Data records
______________________________

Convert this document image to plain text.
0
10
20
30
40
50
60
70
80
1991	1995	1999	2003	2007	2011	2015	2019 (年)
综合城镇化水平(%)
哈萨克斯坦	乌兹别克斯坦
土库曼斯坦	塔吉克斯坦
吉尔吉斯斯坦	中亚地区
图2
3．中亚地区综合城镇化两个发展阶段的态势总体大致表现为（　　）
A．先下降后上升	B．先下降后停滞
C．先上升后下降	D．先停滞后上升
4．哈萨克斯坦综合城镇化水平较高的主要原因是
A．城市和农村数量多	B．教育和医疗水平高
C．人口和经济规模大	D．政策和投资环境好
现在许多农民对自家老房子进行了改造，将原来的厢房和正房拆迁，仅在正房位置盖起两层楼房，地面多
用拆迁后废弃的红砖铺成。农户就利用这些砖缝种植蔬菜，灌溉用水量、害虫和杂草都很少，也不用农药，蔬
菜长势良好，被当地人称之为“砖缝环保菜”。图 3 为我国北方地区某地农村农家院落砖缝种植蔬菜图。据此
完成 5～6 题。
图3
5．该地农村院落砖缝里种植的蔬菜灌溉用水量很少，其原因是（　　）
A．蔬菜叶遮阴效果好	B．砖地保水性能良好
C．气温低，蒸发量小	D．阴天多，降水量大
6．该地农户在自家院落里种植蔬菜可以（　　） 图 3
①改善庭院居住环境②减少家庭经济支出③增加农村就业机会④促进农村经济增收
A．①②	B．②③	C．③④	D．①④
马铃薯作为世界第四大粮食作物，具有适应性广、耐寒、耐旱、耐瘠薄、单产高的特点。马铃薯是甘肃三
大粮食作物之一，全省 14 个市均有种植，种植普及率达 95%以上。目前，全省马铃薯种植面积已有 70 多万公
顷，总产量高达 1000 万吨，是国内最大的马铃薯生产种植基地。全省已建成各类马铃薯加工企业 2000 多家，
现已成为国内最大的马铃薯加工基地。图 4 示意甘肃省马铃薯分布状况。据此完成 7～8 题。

______________________________

Task details
Copy every line of the material, please, keeping it exactly the same.

Result for this exercise
Convert this document image to plain text.
0
10
20
30
40
50
60
70
80
1991	1995	1999	2003	2007	2011	2015	2019 (年)
综合城镇化水平(%)
哈萨克斯坦	乌兹别克斯坦
土库曼斯坦	塔吉克斯坦
吉尔吉斯斯坦	中亚地区
图2
3．中亚地区综合城镇化两个发展阶段的态势总体大致表现为（　　）
A．先下降后上升	B．先下降后停滞
C．先上升后下降	D．先停滞后上升
4．哈萨克斯坦综合城镇化水平较高的主要原因是
A．城市和农村数量多	B．教育和医疗水平高
C．人口和经济规模大	D．政策和投资环境好
现在许多农民对自家老房子进行了改造，将原来的厢房和正房拆迁，仅在正房位置盖起两层楼房，地面多
用拆迁后废弃的红砖铺成。农户就利用这些砖缝种植蔬菜，灌溉用水量、害虫和杂草都很少，也不用农药，蔬
菜长势良好，被当地人称之为“砖缝环保菜”。图 3 为我国北方地区某地农村农家院落砖缝种植蔬菜图。据此
完成 5～6 题。
图3
5．该地农村院落砖缝里种植的蔬菜灌溉用水量很少，其原因是（　　）
A．蔬菜叶遮阴效果好	B．砖地保水性能良好
C．气温低，蒸发量小	D．阴天多，降水量大
6．该地农户在自家院落里种植蔬菜可以（　　） 图 3
①改善庭院居住环境②减少家庭经济支出③增加农村就业机会④促进农村经济增收
A．①②	B．②③	C．③④	D．①④
马铃薯作为世界第四大粮食作物，具有适应性广、耐寒、耐旱、耐瘠薄、单产高的特点。马铃薯是甘肃三
大粮食作物之一，全省 14 个市均有种植，种植普及率达 95%以上。目前，全省马铃薯种植面积已有 70 多万公
顷，总产量高达 1000 万吨，是国内最大的马铃薯生产种植基地。全省已建成各类马铃薯加工企业 2000 多家，
现已成为国内最大的马铃薯加工基地。图 4 示意甘肃省马铃薯分布状况。据此完成 7～8 题。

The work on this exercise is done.